[Stored data entries]
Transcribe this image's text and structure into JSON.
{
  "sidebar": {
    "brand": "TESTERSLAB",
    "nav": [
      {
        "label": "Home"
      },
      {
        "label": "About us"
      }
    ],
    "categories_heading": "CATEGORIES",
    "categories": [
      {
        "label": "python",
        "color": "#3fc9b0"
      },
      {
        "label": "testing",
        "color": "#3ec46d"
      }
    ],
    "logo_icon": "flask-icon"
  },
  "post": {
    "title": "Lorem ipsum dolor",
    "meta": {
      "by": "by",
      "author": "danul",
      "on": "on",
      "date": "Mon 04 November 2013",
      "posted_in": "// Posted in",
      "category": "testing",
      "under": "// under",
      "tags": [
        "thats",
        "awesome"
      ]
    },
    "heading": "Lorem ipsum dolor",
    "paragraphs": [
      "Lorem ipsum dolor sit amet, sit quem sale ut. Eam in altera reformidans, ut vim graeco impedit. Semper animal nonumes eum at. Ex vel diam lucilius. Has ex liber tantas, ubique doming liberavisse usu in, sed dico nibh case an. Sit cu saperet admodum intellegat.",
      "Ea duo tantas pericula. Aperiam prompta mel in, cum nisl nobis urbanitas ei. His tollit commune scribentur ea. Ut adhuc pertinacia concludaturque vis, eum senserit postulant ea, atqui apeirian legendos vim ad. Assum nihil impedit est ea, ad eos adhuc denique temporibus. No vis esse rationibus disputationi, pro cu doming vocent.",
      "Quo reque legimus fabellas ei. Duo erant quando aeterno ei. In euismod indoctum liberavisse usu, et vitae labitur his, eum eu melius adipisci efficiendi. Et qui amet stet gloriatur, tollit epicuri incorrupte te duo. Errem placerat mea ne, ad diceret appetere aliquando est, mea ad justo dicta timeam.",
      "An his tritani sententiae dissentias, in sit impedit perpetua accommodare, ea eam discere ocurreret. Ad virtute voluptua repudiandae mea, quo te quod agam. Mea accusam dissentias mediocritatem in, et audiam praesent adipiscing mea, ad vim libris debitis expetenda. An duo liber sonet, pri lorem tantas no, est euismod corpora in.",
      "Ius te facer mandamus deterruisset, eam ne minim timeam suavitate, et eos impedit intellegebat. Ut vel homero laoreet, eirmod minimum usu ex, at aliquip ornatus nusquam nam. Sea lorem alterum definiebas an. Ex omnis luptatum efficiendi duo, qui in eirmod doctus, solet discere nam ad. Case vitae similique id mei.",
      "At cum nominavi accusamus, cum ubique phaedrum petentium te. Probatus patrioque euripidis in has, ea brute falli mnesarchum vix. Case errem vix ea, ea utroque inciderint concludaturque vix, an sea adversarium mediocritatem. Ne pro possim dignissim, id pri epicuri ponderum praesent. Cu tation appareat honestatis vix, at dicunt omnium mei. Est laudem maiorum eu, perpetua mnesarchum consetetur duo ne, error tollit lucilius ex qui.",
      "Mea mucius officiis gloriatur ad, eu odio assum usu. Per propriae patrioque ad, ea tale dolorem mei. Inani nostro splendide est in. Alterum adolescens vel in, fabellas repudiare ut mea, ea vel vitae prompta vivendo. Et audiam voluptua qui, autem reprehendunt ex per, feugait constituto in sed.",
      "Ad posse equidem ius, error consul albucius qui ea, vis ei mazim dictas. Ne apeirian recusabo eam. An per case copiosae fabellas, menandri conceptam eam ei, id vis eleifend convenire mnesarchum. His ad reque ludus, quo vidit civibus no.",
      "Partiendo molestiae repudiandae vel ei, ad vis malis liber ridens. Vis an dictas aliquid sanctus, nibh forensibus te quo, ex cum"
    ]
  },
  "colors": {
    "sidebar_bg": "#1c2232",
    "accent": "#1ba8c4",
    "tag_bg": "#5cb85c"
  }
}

• _GOAL_: Copy out the whole listing exactly as written.

• _FINAL RESULT_:
Transcribe this image's text and structure into JSON.
{
  "sidebar": {
    "brand": "TESTERSLAB",
    "nav": [
      {
        "label": "Home"
      },
      {
        "label": "About us"
      }
    ],
    "categories_heading": "CATEGORIES",
    "categories": [
      {
        "label": "python",
        "color": "#3fc9b0"
      },
      {
        "label": "testing",
        "color": "#3ec46d"
      }
    ],
    "logo_icon": "flask-icon"
  },
  "post": {
    "title": "Lorem ipsum dolor",
    "meta": {
      "by": "by",
      "author": "danul",
      "on": "on",
      "date": "Mon 04 November 2013",
      "posted_in": "// Posted in",
      "category": "testing",
      "under": "// under",
      "tags": [
        "thats",
        "awesome"
      ]
    },
    "heading": "Lorem ipsum dolor",
    "paragraphs": [
      "Lorem ipsum dolor sit amet, sit quem sale ut. Eam in altera reformidans, ut vim graeco impedit. Semper animal nonumes eum at. Ex vel diam lucilius. Has ex liber tantas, ubique doming liberavisse usu in, sed dico nibh case an. Sit cu saperet admodum intellegat.",
      "Ea duo tantas pericula. Aperiam prompta mel in, cum nisl nobis urbanitas ei. His tollit commune scribentur ea. Ut adhuc pertinacia concludaturque vis, eum senserit postulant ea, atqui apeirian legendos vim ad. Assum nihil impedit est ea, ad eos adhuc denique temporibus. No vis esse rationibus disputationi, pro cu doming vocent.",
      "Quo reque legimus fabellas ei. Duo erant quando aeterno ei. In euismod indoctum liberavisse usu, et vitae labitur his, eum eu melius adipisci efficiendi. Et qui amet stet gloriatur, tollit epicuri incorrupte te duo. Errem placerat mea ne, ad diceret appetere aliquando est, mea ad justo dicta timeam.",
      "An his tritani sententiae dissentias, in sit impedit perpetua accommodare, ea eam discere ocurreret. Ad virtute voluptua repudiandae mea, quo te quod agam. Mea accusam dissentias mediocritatem in, et audiam praesent adipiscing mea, ad vim libris debitis expetenda. An duo liber sonet, pri lorem tantas no, est euismod corpora in.",
      "Ius te facer mandamus deterruisset, eam ne minim timeam suavitate, et eos impedit intellegebat. Ut vel homero laoreet, eirmod minimum usu ex, at aliquip ornatus nusquam nam. Sea lorem alterum definiebas an. Ex omnis luptatum efficiendi duo, qui in eirmod doctus, solet discere nam ad. Case vitae similique id mei.",
      "At cum nominavi accusamus, cum ubique phaedrum petentium te. Probatus patrioque euripidis in has, ea brute falli mnesarchum vix. Case errem vix ea, ea utroque inciderint concludaturque vix, an sea adversarium mediocritatem. Ne pro possim dignissim, id pri epicuri ponderum praesent. Cu tation appareat honestatis vix, at dicunt omnium mei. Est laudem maiorum eu, perpetua mnesarchum consetetur duo ne, error tollit lucilius ex qui.",
      "Mea mucius officiis gloriatur ad, eu odio assum usu. Per propriae patrioque ad, ea tale dolorem mei. Inani nostro splendide est in. Alterum adolescens vel in, fabellas repudiare ut mea, ea vel vitae prompta vivendo. Et audiam voluptua qui, autem reprehendunt ex per, feugait constituto in sed.",
      "Ad posse equidem ius, error consul albucius qui ea, vis ei mazim dictas. Ne apeirian recusabo eam. An per case copiosae fabellas, menandri conceptam eam ei, id vis eleifend convenire mnesarchum. His ad reque ludus, quo vidit civibus no.",
      "Partiendo molestiae repudiandae vel ei, ad vis malis liber ridens. Vis an dictas aliquid sanctus, nibh forensibus te quo, ex cum"
    ]
  },
  "colors": {
    "sidebar_bg": "#1c2232",
    "accent": "#1ba8c4",
    "tag_bg": "#5cb85c"
  }
}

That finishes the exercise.